◆ **Dataset entries**
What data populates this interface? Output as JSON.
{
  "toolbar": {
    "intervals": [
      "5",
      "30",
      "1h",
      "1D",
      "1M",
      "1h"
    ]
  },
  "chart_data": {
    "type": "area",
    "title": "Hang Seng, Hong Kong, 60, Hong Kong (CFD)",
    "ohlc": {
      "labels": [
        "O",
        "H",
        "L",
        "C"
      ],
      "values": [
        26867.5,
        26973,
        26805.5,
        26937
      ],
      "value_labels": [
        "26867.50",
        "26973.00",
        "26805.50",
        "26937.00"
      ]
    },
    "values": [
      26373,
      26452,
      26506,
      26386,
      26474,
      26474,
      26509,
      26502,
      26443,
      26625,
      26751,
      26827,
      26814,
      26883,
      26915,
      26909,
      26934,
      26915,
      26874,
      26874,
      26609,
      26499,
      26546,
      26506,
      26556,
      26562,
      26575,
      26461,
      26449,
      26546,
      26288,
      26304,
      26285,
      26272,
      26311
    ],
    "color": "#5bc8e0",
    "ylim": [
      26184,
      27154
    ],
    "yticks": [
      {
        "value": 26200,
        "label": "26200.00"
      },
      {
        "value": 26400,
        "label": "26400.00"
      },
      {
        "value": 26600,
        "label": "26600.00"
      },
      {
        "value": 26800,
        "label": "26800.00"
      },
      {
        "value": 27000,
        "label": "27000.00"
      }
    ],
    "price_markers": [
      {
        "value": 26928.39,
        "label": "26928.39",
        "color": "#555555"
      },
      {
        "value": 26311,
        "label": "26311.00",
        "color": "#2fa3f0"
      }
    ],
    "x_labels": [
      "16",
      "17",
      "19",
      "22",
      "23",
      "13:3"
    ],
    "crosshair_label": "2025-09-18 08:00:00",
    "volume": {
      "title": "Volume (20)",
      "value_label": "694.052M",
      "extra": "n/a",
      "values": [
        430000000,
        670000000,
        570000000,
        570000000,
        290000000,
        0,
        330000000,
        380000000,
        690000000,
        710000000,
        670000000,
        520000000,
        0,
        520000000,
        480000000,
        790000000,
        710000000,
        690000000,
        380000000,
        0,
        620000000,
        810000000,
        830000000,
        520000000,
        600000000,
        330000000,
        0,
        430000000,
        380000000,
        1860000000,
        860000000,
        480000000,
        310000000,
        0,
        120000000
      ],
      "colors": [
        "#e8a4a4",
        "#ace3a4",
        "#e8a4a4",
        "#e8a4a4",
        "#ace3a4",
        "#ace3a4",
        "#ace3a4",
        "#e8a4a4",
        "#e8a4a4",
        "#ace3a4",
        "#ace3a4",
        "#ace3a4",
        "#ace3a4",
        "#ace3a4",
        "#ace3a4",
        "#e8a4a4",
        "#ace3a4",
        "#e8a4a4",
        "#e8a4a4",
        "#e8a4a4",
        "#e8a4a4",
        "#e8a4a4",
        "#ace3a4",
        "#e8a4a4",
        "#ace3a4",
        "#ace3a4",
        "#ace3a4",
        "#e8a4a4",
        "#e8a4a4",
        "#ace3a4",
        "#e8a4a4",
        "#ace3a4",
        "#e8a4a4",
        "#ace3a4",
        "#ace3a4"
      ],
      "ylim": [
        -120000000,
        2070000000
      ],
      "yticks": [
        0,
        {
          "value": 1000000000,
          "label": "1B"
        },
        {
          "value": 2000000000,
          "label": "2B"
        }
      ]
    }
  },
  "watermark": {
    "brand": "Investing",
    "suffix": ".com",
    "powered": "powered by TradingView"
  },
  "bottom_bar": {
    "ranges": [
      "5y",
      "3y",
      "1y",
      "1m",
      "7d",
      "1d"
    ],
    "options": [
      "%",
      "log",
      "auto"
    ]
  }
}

◆ **Goal of the exercise**
Every line above should be retyped exactly as given.

◆ **Expected answer**
What data populates this interface? Output as JSON.
{
  "toolbar": {
    "intervals": [
      "5",
      "30",
      "1h",
      "1D",
      "1M",
      "1h"
    ]
  },
  "chart_data": {
    "type": "area",
    "title": "Hang Seng, Hong Kong, 60, Hong Kong (CFD)",
    "ohlc": {
      "labels": [
        "O",
        "H",
        "L",
        "C"
      ],
      "values": [
        26867.5,
        26973,
        26805.5,
        26937
      ],
      "value_labels": [
        "26867.50",
        "26973.00",
        "26805.50",
        "26937.00"
      ]
    },
    "values": [
      26373,
      26452,
      26506,
      26386,
      26474,
      26474,
      26509,
      26502,
      26443,
      26625,
      26751,
      26827,
      26814,
      26883,
      26915,
      26909,
      26934,
      26915,
      26874,
      26874,
      26609,
      26499,
      26546,
      26506,
      26556,
      26562,
      26575,
      26461,
      26449,
      26546,
      26288,
      26304,
      26285,
      26272,
      26311
    ],
    "color": "#5bc8e0",
    "ylim": [
      26184,
      27154
    ],
    "yticks": [
      {
        "value": 26200,
        "label": "26200.00"
      },
      {
        "value": 26400,
        "label": "26400.00"
      },
      {
        "value": 26600,
        "label": "26600.00"
      },
      {
        "value": 26800,
        "label": "26800.00"
      },
      {
        "value": 27000,
        "label": "27000.00"
      }
    ],
    "price_markers": [
      {
        "value": 26928.39,
        "label": "26928.39",
        "color": "#555555"
      },
      {
        "value": 26311,
        "label": "26311.00",
        "color": "#2fa3f0"
      }
    ],
    "x_labels": [
      "16",
      "17",
      "19",
      "22",
      "23",
      "13:3"
    ],
    "crosshair_label": "2025-09-18 08:00:00",
    "volume": {
      "title": "Volume (20)",
      "value_label": "694.052M",
      "extra": "n/a",
      "values": [
        430000000,
        670000000,
        570000000,
        570000000,
        290000000,
        0,
        330000000,
        380000000,
        690000000,
        710000000,
        670000000,
        520000000,
        0,
        520000000,
        480000000,
        790000000,
        710000000,
        690000000,
        380000000,
        0,
        620000000,
        810000000,
        830000000,
        520000000,
        600000000,
        330000000,
        0,
        430000000,
        380000000,
        1860000000,
        860000000,
        480000000,
        310000000,
        0,
        120000000
      ],
      "colors": [
        "#e8a4a4",
        "#ace3a4",
        "#e8a4a4",
        "#e8a4a4",
        "#ace3a4",
        "#ace3a4",
        "#ace3a4",
        "#e8a4a4",
        "#e8a4a4",
        "#ace3a4",
        "#ace3a4",
        "#ace3a4",
        "#ace3a4",
        "#ace3a4",
        "#ace3a4",
        "#e8a4a4",
        "#ace3a4",
        "#e8a4a4",
        "#e8a4a4",
        "#e8a4a4",
        "#e8a4a4",
        "#e8a4a4",
        "#ace3a4",
        "#e8a4a4",
        "#ace3a4",
        "#ace3a4",
        "#ace3a4",
        "#e8a4a4",
        "#e8a4a4",
        "#ace3a4",
        "#e8a4a4",
        "#ace3a4",
        "#e8a4a4",
        "#ace3a4",
        "#ace3a4"
      ],
      "ylim": [
        -120000000,
        2070000000
      ],
      "yticks": [
        0,
        {
          "value": 1000000000,
          "label": "1B"
        },
        {
          "value": 2000000000,
          "label": "2B"
        }
      ]
    }
  },
  "watermark": {
    "brand": "Investing",
    "suffix": ".com",
    "powered": "powered by TradingView"
  },
  "bottom_bar": {
    "ranges": [
      "5y",
      "3y",
      "1y",
      "1m",
      "7d",
      "1d"
    ],
    "options": [
      "%",
      "log",
      "auto"
    ]
  }
}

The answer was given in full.